## Source data
━━━━━━
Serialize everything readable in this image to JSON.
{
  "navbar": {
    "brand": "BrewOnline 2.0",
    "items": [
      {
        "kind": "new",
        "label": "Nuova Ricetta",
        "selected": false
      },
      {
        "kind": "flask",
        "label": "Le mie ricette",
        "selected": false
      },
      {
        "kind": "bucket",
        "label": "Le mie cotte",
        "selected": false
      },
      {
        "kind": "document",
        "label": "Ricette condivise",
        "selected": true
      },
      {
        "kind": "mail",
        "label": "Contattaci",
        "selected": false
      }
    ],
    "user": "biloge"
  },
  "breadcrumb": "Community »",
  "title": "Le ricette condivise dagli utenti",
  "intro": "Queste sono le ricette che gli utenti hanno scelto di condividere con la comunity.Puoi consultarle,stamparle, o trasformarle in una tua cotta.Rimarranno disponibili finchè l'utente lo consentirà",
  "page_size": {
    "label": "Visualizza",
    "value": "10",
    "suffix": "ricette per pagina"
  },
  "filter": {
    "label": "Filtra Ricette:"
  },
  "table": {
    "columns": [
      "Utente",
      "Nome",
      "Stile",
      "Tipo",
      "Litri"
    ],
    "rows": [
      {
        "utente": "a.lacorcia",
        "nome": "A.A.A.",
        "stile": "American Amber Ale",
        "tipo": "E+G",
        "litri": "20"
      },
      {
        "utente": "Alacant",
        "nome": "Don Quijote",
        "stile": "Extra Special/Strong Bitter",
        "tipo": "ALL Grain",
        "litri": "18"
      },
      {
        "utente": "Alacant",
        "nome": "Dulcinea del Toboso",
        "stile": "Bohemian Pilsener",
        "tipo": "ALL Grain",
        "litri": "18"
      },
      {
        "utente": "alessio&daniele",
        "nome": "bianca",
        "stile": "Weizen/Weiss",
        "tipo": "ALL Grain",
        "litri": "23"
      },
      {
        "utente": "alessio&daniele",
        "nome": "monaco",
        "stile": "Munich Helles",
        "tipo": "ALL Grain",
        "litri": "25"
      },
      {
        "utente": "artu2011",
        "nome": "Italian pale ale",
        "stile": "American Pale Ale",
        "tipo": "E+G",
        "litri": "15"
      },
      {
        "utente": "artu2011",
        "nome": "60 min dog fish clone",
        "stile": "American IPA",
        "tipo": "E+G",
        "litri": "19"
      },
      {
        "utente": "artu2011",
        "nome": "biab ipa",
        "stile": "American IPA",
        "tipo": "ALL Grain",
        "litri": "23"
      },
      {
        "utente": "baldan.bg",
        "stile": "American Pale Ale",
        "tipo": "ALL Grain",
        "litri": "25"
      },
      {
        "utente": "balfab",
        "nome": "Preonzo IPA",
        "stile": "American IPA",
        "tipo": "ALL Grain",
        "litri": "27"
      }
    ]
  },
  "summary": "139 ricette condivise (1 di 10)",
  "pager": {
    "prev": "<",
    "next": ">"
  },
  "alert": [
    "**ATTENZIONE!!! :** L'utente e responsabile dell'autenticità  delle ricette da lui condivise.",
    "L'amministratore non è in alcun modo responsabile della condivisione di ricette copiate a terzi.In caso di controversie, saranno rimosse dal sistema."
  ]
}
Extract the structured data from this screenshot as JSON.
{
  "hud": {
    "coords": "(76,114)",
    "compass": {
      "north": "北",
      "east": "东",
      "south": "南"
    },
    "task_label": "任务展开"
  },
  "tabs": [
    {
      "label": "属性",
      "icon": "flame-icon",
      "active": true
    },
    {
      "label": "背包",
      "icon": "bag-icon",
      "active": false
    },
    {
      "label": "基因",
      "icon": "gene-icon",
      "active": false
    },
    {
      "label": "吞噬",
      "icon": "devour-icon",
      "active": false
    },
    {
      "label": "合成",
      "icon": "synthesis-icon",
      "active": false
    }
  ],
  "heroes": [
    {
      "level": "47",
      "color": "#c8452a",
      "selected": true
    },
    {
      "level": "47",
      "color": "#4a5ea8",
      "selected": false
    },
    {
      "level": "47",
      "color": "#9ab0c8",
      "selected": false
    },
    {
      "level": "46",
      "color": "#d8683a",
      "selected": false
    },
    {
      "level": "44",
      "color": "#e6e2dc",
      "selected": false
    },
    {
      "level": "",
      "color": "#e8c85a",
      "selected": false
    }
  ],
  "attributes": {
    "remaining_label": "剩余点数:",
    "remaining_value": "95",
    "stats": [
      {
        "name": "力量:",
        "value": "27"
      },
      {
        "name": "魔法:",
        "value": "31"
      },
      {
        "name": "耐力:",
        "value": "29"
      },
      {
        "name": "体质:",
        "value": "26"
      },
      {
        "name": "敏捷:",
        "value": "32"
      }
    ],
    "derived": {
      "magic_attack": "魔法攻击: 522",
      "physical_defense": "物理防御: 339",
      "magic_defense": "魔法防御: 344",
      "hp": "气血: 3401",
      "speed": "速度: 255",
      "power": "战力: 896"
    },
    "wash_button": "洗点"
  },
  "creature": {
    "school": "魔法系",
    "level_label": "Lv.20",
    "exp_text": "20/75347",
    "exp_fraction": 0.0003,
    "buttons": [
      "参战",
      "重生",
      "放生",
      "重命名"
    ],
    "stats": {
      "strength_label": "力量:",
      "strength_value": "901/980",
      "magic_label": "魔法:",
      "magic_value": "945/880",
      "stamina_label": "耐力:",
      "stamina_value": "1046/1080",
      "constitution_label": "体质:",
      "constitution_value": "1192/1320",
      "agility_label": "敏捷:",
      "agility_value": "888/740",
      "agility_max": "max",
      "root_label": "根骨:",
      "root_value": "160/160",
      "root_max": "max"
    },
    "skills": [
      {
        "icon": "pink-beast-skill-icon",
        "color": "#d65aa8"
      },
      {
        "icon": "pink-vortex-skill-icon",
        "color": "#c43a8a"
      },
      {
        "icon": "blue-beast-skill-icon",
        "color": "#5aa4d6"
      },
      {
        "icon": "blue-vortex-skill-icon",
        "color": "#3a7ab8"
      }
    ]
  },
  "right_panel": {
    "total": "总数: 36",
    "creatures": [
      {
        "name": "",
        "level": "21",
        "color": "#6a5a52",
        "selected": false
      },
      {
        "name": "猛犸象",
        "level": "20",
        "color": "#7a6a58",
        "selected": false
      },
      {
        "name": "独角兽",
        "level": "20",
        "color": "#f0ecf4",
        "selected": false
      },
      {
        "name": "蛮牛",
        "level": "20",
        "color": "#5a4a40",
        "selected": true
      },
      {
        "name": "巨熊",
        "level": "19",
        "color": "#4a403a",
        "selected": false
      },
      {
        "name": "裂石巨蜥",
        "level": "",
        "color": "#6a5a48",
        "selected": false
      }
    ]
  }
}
━━━━━━
## EXERCISE PROMPT
Copy out each line in the preceding records that contains "responsabile".

## WORKED SOLUTION
    "**ATTENZIONE!!! :** L'utente e responsabile dell'autenticità  delle ricette da lui condivise.",
    "L'amministratore non è in alcun modo responsabile della condivisione di ricette copiate a terzi.In caso di controversie, saranno rimosse dal sistema."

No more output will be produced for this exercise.